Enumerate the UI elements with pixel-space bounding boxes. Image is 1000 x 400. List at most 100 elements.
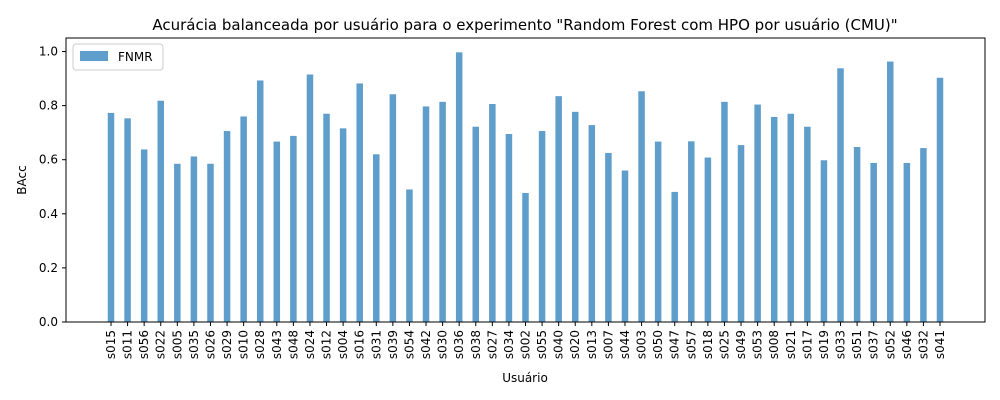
bar-s053	[754, 104, 761, 322]
x-tick-label-s051: s051	[850, 330, 864, 359]
x-tick-label-s015: s015	[104, 330, 118, 359]
bar-s054	[406, 189, 413, 322]
x-tick-label-s042: s042	[419, 330, 433, 359]
bar-s034	[505, 134, 513, 322]
x-tick-label-s032: s032	[916, 330, 930, 359]
bar-s050	[654, 141, 662, 322]
bar-s005	[174, 163, 181, 322]
x-tick-label-s020: s020	[568, 330, 582, 359]
x-tick-label-s013: s013	[585, 330, 599, 359]
x-tick-label-s019: s019	[817, 330, 831, 359]
x-tick-label-s035: s035	[187, 330, 201, 359]
bar-s057	[688, 141, 695, 322]
bars-group	[107, 52, 944, 323]
bar-s008	[770, 116, 778, 322]
x-tick-label-s054: s054	[402, 330, 416, 359]
legend-swatch	[80, 51, 108, 61]
legend: FNMR	[72, 43, 164, 71]
bar-s035	[190, 156, 198, 322]
bar-s038	[472, 126, 480, 322]
bar-s026	[207, 163, 214, 322]
bar-s016	[356, 83, 363, 322]
bar-s048	[290, 135, 297, 322]
chart-title: Acurácia balanceada por usuário para o e…	[152, 16, 897, 34]
x-tick-label-s005: s005	[170, 330, 184, 359]
bar-s025	[721, 101, 728, 322]
x-tick-label-s034: s034	[502, 330, 516, 359]
bar-s043	[273, 141, 281, 322]
bar-s030	[439, 101, 446, 322]
y-tick-label: 0.2	[39, 261, 58, 275]
bar-s046	[903, 162, 911, 322]
bar-s029	[223, 131, 231, 322]
bar-s020	[571, 111, 579, 322]
x-tick-label-s046: s046	[900, 330, 914, 359]
bar-s010	[240, 116, 247, 322]
bar-s041	[936, 77, 944, 322]
x-tick-label-s024: s024	[303, 330, 317, 359]
bar-s018	[704, 157, 712, 322]
x-tick-label-s055: s055	[535, 330, 549, 359]
bar-s022	[157, 100, 164, 322]
y-tick-label: 0.0	[39, 315, 58, 329]
bar-s056	[140, 149, 148, 322]
x-tick-label-s038: s038	[469, 330, 483, 359]
plot-frame	[65, 37, 986, 323]
bar-s024	[306, 74, 314, 322]
bar-s011	[124, 118, 131, 322]
x-tick-label-s021: s021	[784, 330, 798, 359]
bar-s015	[107, 112, 115, 322]
legend-box	[72, 43, 164, 71]
bar-s027	[489, 104, 496, 322]
x-tick-label-s036: s036	[452, 330, 466, 359]
x-tick-label-s003: s003	[635, 330, 649, 359]
x-tick-label-s053: s053	[751, 330, 765, 359]
bar-s017	[804, 126, 811, 322]
x-tick-label-s039: s039	[386, 330, 400, 359]
y-tick-label: 1.0	[39, 45, 58, 59]
bar-s007	[605, 152, 612, 322]
y-tick-label: 0.4	[39, 207, 58, 221]
y-axis-ticks: 0.0 0.2 0.4 0.6 0.8 1.0	[39, 45, 66, 329]
x-tick-label-s011: s011	[121, 330, 135, 359]
bar-s003	[638, 91, 645, 322]
x-tick-label-s030: s030	[436, 330, 450, 359]
bar-s021	[787, 113, 795, 322]
bar-s002	[522, 192, 529, 322]
bar-s032	[920, 148, 927, 322]
bar-s047	[671, 191, 678, 322]
x-tick-label-s018: s018	[701, 330, 715, 359]
bar-s052	[887, 61, 894, 322]
x-tick-label-s007: s007	[601, 330, 615, 359]
y-axis-label: BAcc	[15, 165, 29, 194]
x-tick-label-s012: s012	[320, 330, 334, 359]
x-tick-label-s043: s043	[270, 330, 284, 359]
x-tick-label-s056: s056	[137, 330, 151, 359]
bar-s037	[870, 162, 877, 322]
bar-s040	[555, 96, 562, 323]
bar-s051	[853, 147, 861, 322]
bar-s042	[422, 106, 430, 323]
x-tick-label-s016: s016	[353, 330, 367, 359]
x-tick-label-s008: s008	[767, 330, 781, 359]
bar-s004	[339, 128, 347, 322]
bar-s013	[588, 125, 596, 322]
bar-s033	[837, 68, 844, 322]
x-tick-label-s041: s041	[933, 330, 947, 359]
x-tick-label-s026: s026	[203, 330, 217, 359]
x-tick-label-s037: s037	[867, 330, 881, 359]
x-tick-label-s040: s040	[552, 330, 566, 359]
x-tick-label-s022: s022	[154, 330, 168, 359]
y-tick-label: 0.8	[39, 99, 58, 113]
legend-label: FNMR	[118, 50, 153, 64]
x-tick-label-s025: s025	[717, 330, 731, 359]
x-tick-label-s004: s004	[336, 330, 350, 359]
bar-s055	[538, 131, 546, 322]
x-tick-label-s027: s027	[485, 330, 499, 359]
x-axis-label: Usuário	[502, 371, 548, 385]
bar-s019	[820, 160, 828, 322]
x-tick-label-s029: s029	[220, 330, 234, 359]
x-tick-label-s033: s033	[834, 330, 848, 359]
x-tick-label-s017: s017	[800, 330, 814, 359]
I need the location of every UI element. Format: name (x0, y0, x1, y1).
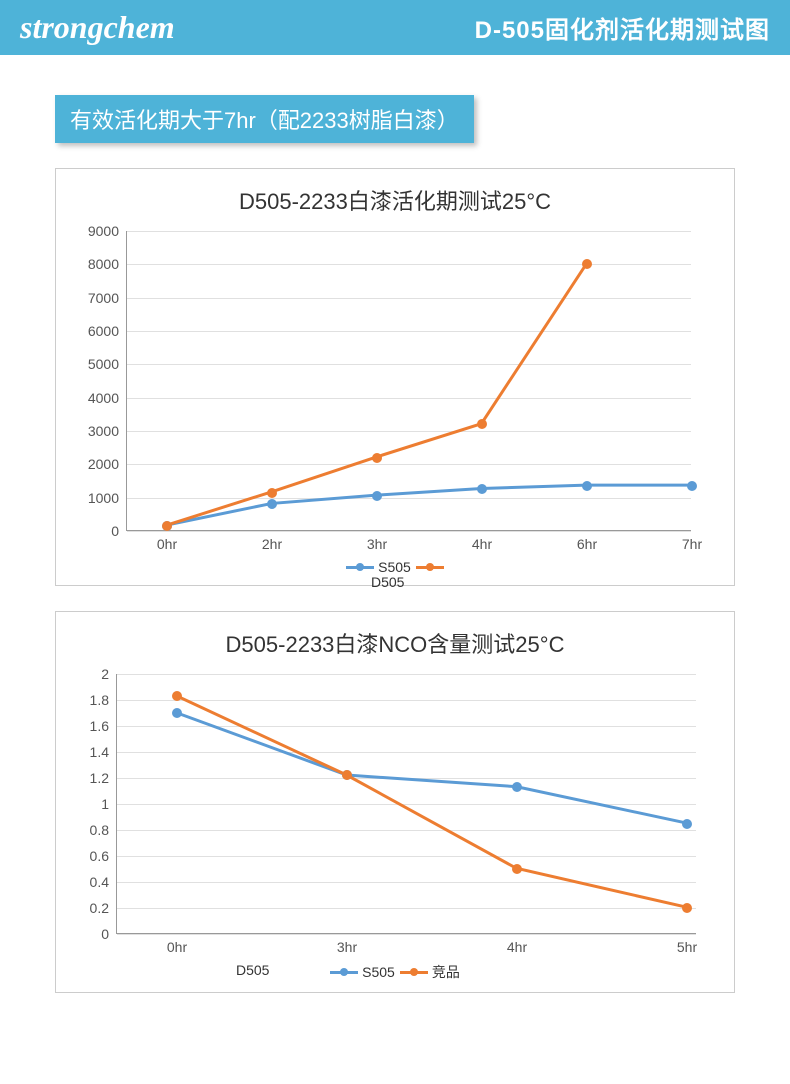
legend-item: S505 (346, 559, 411, 575)
data-marker (682, 819, 692, 829)
y-tick-label: 8000 (88, 256, 127, 272)
x-tick-label: 2hr (262, 530, 282, 552)
x-tick-label: 0hr (157, 530, 177, 552)
data-marker (372, 453, 382, 463)
y-tick-label: 4000 (88, 390, 127, 406)
y-tick-label: 2000 (88, 456, 127, 472)
legend-extra-label: D505 (371, 574, 404, 590)
data-marker (172, 708, 182, 718)
x-tick-label: 4hr (472, 530, 492, 552)
chart-2-legend: S505 竞品 D505 (71, 962, 719, 982)
y-tick-label: 3000 (88, 423, 127, 439)
y-tick-label: 5000 (88, 356, 127, 372)
chart-1-container: D505-2233白漆活化期测试25°C 0100020003000400050… (55, 168, 735, 586)
data-marker (477, 484, 487, 494)
y-tick-label: 7000 (88, 290, 127, 306)
data-marker (512, 782, 522, 792)
data-marker (582, 481, 592, 491)
legend-label: 竞品 (432, 962, 460, 982)
data-marker (372, 491, 382, 501)
x-tick-label: 3hr (367, 530, 387, 552)
data-marker (582, 259, 592, 269)
legend-item: S505 (330, 964, 395, 980)
data-marker (477, 419, 487, 429)
data-marker (162, 521, 172, 531)
gridline (127, 531, 691, 532)
y-tick-label: 0 (111, 523, 127, 539)
x-tick-label: 3hr (337, 933, 357, 955)
legend-label: S505 (362, 964, 395, 980)
subtitle-banner: 有效活化期大于7hr（配2233树脂白漆） (55, 95, 474, 143)
y-tick-label: 1.2 (90, 770, 117, 786)
data-marker (172, 691, 182, 701)
data-marker (342, 770, 352, 780)
data-marker (267, 499, 277, 509)
x-tick-label: 7hr (682, 530, 702, 552)
x-tick-label: 0hr (167, 933, 187, 955)
y-tick-label: 0.2 (90, 900, 117, 916)
legend-item (416, 566, 444, 569)
x-tick-label: 4hr (507, 933, 527, 955)
y-tick-label: 1.4 (90, 744, 117, 760)
chart-1-plot: 01000200030004000500060007000800090000hr… (126, 231, 691, 531)
chart-1-title: D505-2233白漆活化期测试25°C (71, 184, 719, 216)
brand-logo: strongchem (20, 9, 175, 46)
y-tick-label: 0.8 (90, 822, 117, 838)
gridline (117, 934, 696, 935)
x-tick-label: 5hr (677, 933, 697, 955)
chart-2-plot: 00.20.40.60.811.21.41.61.820hr3hr4hr5hr (116, 674, 696, 934)
data-marker (687, 481, 697, 491)
x-tick-label: 6hr (577, 530, 597, 552)
chart-2-title: D505-2233白漆NCO含量测试25°C (71, 627, 719, 659)
data-marker (512, 864, 522, 874)
y-tick-label: 1.8 (90, 692, 117, 708)
data-marker (267, 488, 277, 498)
header-title: D-505固化剂活化期测试图 (475, 10, 770, 45)
legend-item: 竞品 (400, 962, 460, 982)
legend-label: S505 (378, 559, 411, 575)
y-tick-label: 0 (101, 926, 117, 942)
y-tick-label: 1000 (88, 490, 127, 506)
y-tick-label: 2 (101, 666, 117, 682)
page-header: strongchem D-505固化剂活化期测试图 (0, 0, 790, 55)
chart-2-container: D505-2233白漆NCO含量测试25°C 00.20.40.60.811.2… (55, 611, 735, 993)
chart-1-legend: S505D505 (71, 559, 719, 575)
y-tick-label: 6000 (88, 323, 127, 339)
y-tick-label: 1 (101, 796, 117, 812)
y-tick-label: 9000 (88, 223, 127, 239)
y-tick-label: 0.6 (90, 848, 117, 864)
data-marker (682, 903, 692, 913)
legend-extra-label: D505 (236, 962, 269, 978)
y-tick-label: 0.4 (90, 874, 117, 890)
y-tick-label: 1.6 (90, 718, 117, 734)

- - - - -

Directive:
Quote the listing lines from the one containing "legend-item: S505 (346, 559, 411, 575)" through the one containing "x-tick-label: 3hr (337, 933, 357, 955)", inclusive.

Reply:
legend-item: S505 (346, 559, 411, 575)
data-marker (682, 819, 692, 829)
y-tick-label: 8000 (88, 256, 127, 272)
x-tick-label: 2hr (262, 530, 282, 552)
x-tick-label: 0hr (157, 530, 177, 552)
data-marker (372, 453, 382, 463)
y-tick-label: 4000 (88, 390, 127, 406)
y-tick-label: 2000 (88, 456, 127, 472)
legend-extra-label: D505 (371, 574, 404, 590)
data-marker (172, 708, 182, 718)
x-tick-label: 4hr (472, 530, 492, 552)
chart-2-legend: S505 竞品 D505 (71, 962, 719, 982)
y-tick-label: 3000 (88, 423, 127, 439)
y-tick-label: 5000 (88, 356, 127, 372)
chart-1-container: D505-2233白漆活化期测试25°C 0100020003000400050… (55, 168, 735, 586)
data-marker (477, 484, 487, 494)
y-tick-label: 7000 (88, 290, 127, 306)
data-marker (512, 782, 522, 792)
data-marker (582, 481, 592, 491)
legend-label: 竞品 (432, 962, 460, 982)
data-marker (372, 491, 382, 501)
x-tick-label: 3hr (367, 530, 387, 552)
data-marker (582, 259, 592, 269)
legend-item: S505 (330, 964, 395, 980)
data-marker (477, 419, 487, 429)
data-marker (162, 521, 172, 531)
gridline (127, 531, 691, 532)
y-tick-label: 0 (111, 523, 127, 539)
x-tick-label: 3hr (337, 933, 357, 955)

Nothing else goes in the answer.